Report the number of lines where the string "well" occurs, and write nothing else.

Stored items:
_ _ _ _
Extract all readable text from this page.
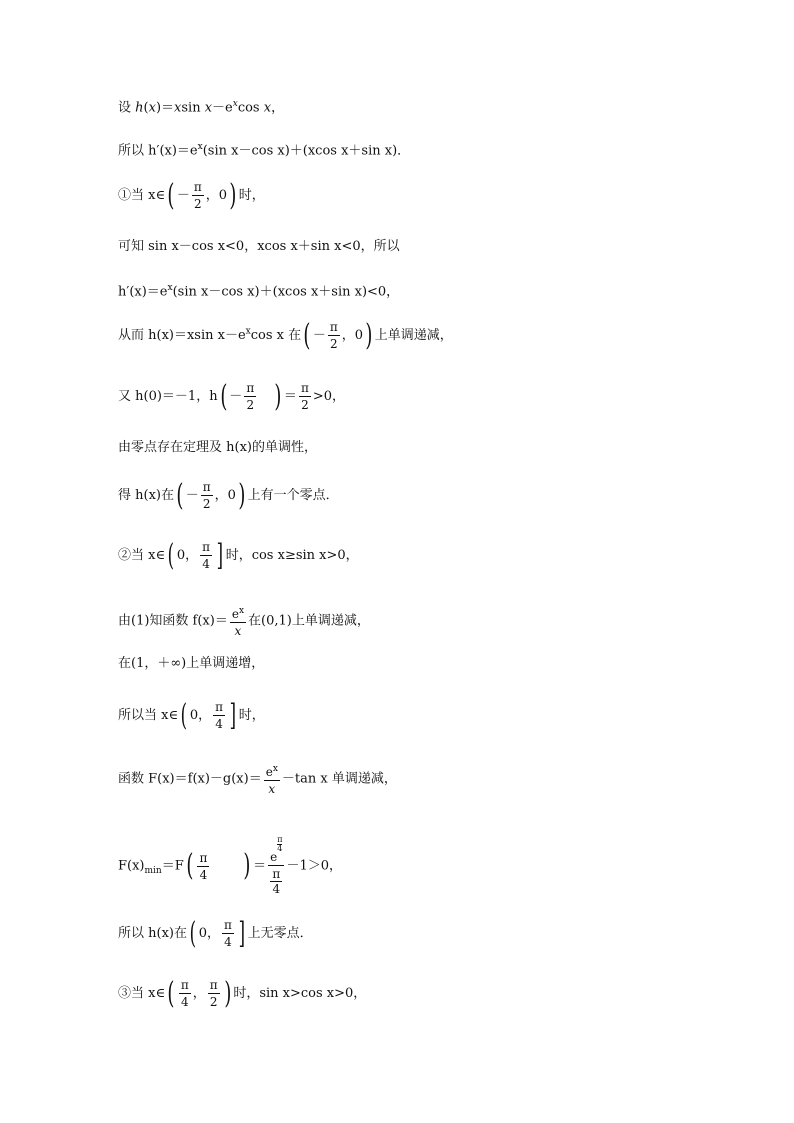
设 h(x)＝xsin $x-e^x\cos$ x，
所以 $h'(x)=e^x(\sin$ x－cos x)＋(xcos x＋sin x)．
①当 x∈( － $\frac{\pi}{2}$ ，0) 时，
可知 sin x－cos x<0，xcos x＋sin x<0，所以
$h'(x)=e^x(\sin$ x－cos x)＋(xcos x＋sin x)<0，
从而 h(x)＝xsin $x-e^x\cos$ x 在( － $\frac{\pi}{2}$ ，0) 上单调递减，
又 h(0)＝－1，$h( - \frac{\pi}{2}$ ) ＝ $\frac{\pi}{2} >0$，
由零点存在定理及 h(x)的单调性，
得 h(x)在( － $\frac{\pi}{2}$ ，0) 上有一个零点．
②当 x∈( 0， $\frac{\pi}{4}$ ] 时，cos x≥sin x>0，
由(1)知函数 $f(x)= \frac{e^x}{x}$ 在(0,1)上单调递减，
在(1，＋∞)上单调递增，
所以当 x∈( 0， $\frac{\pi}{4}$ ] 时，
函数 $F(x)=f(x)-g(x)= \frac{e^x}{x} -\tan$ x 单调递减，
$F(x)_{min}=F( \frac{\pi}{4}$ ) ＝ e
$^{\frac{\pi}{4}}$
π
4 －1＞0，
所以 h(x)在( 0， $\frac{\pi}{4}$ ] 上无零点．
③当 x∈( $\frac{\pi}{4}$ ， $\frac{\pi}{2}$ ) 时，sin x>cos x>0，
_ _ _ _
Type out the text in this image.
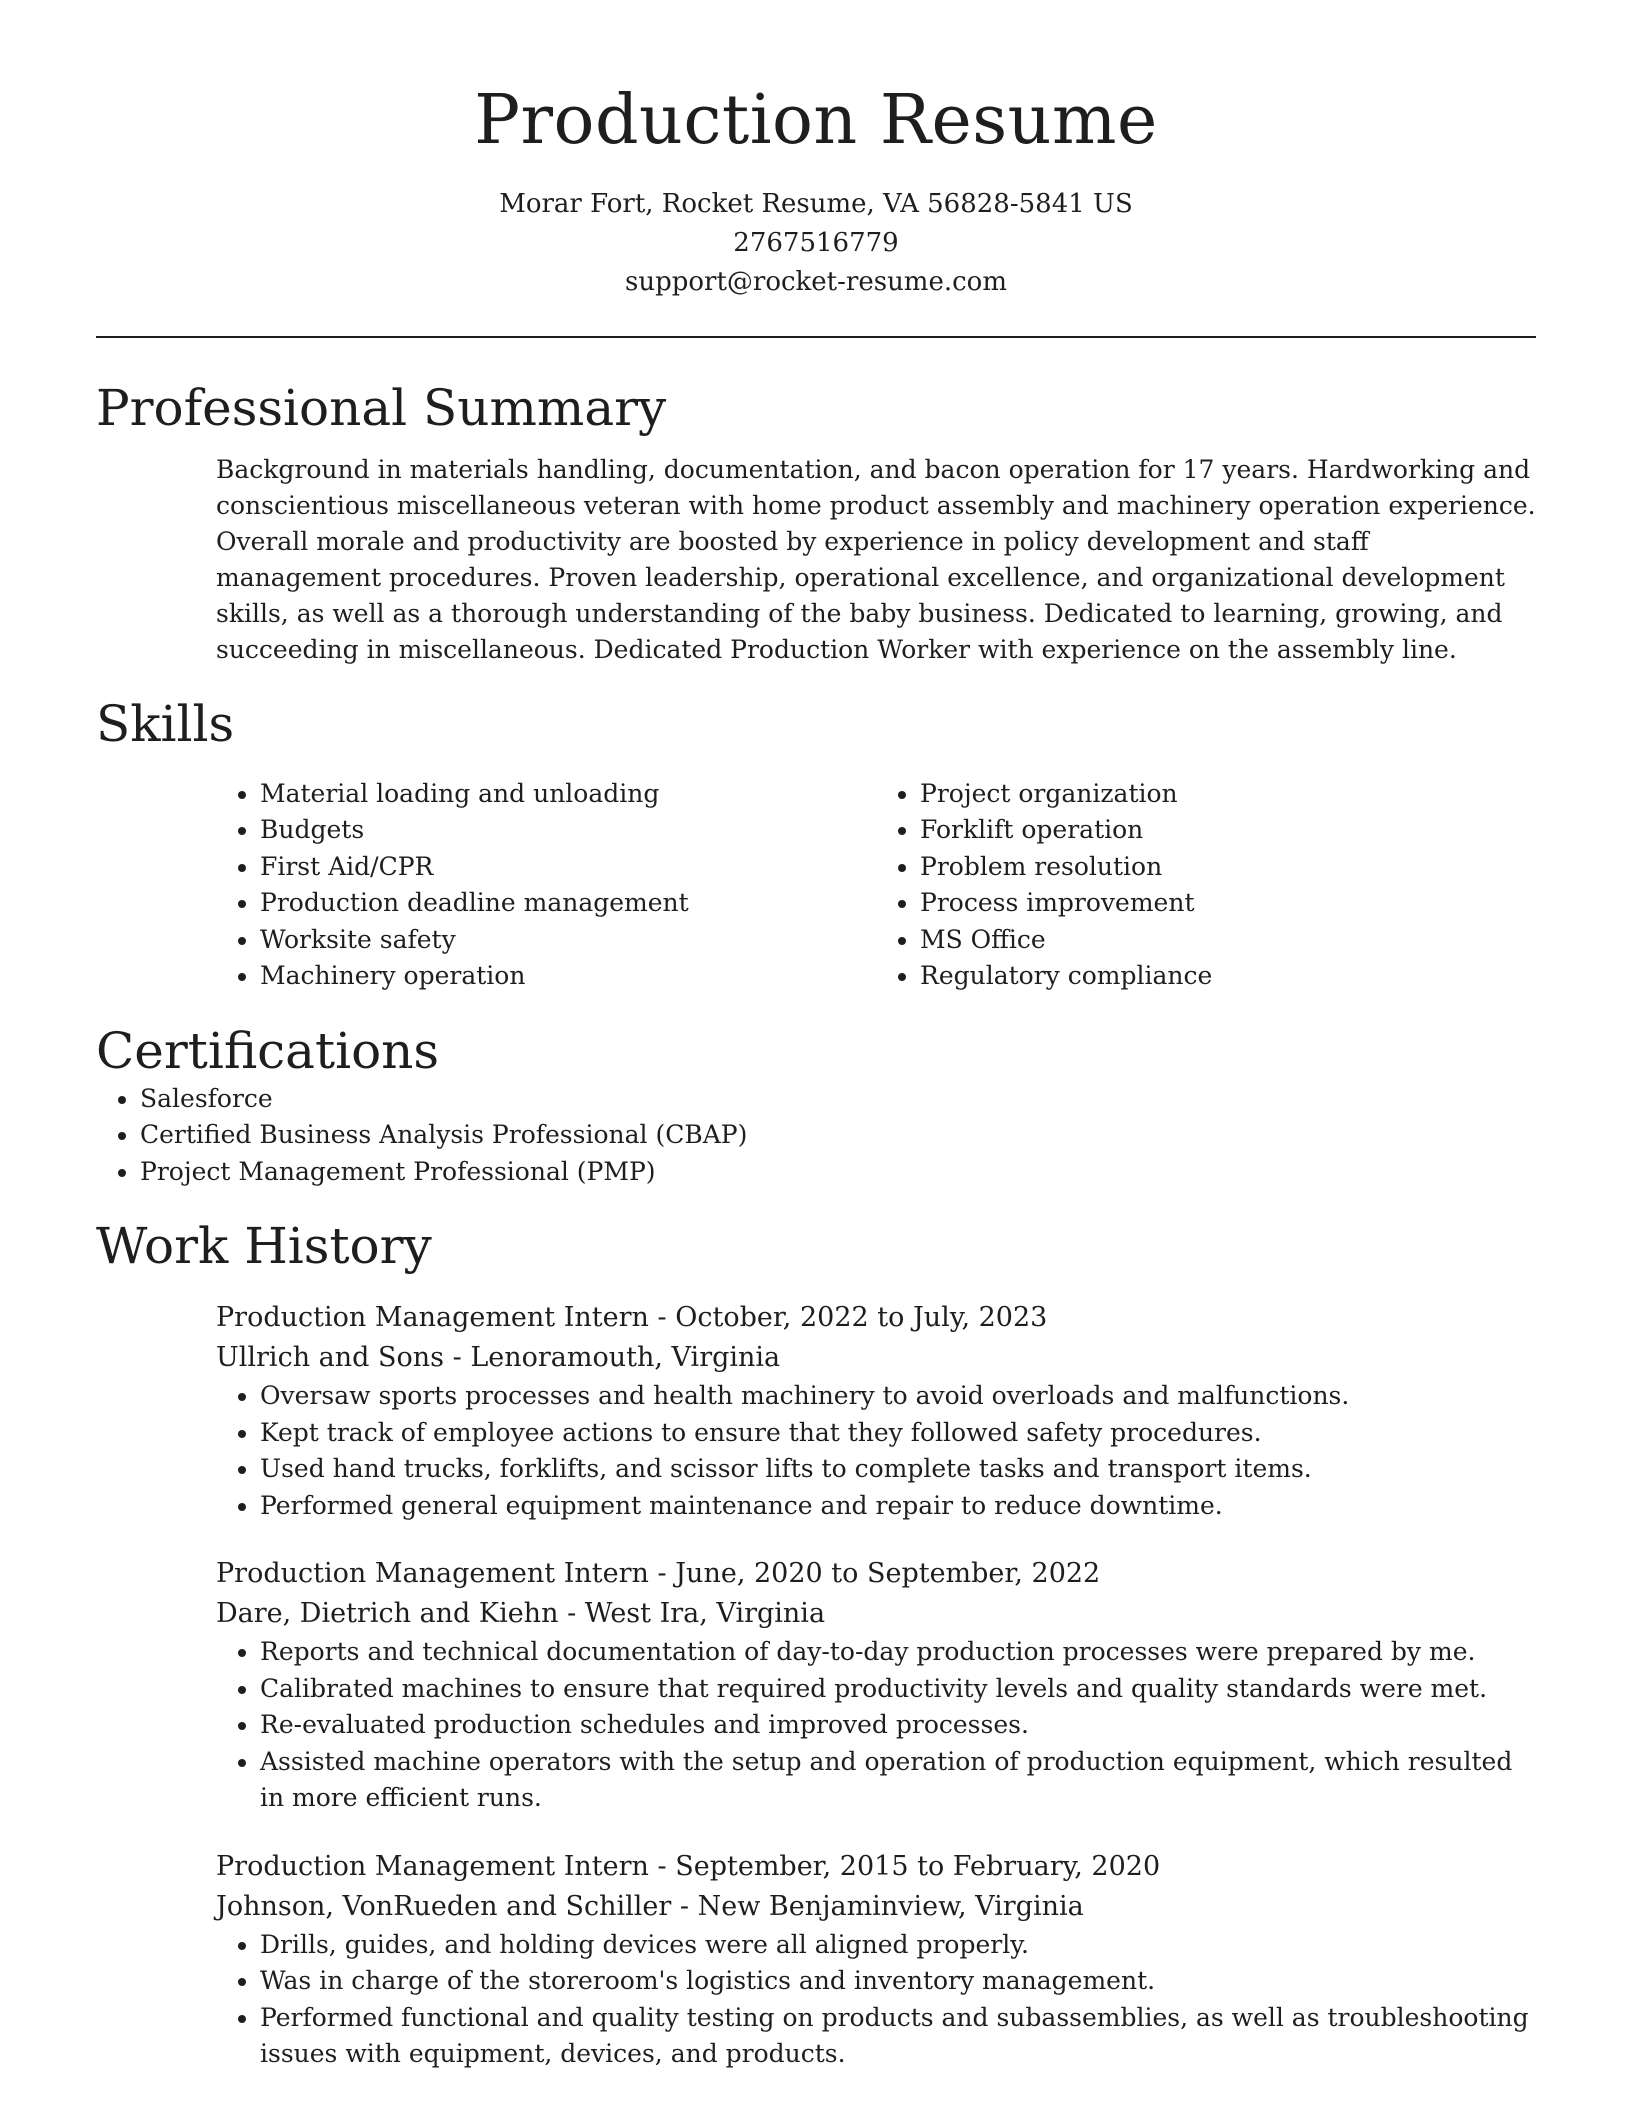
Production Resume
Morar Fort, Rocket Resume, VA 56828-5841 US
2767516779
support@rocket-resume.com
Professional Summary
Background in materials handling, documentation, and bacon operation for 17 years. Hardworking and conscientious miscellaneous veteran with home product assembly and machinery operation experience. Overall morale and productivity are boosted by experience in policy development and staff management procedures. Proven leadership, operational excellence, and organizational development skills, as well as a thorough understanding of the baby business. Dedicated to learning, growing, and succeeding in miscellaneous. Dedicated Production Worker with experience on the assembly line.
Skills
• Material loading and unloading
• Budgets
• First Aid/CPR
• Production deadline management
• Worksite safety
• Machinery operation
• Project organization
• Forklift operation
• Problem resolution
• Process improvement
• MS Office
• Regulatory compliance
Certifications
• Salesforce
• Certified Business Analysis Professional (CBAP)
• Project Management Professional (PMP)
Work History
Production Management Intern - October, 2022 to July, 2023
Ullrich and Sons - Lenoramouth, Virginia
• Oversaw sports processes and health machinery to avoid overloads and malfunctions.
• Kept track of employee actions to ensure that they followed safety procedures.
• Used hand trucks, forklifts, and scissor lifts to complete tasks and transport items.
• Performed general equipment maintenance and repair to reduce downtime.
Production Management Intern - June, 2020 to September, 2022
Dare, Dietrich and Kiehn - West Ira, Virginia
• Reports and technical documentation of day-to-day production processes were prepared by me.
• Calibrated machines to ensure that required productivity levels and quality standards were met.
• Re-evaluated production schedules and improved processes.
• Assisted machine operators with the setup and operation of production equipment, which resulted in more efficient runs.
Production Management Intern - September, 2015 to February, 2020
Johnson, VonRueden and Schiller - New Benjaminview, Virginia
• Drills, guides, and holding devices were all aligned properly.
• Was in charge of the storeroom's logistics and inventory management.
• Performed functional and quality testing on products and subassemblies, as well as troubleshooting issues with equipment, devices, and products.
_ _ _ _
#### Answer for the task:
2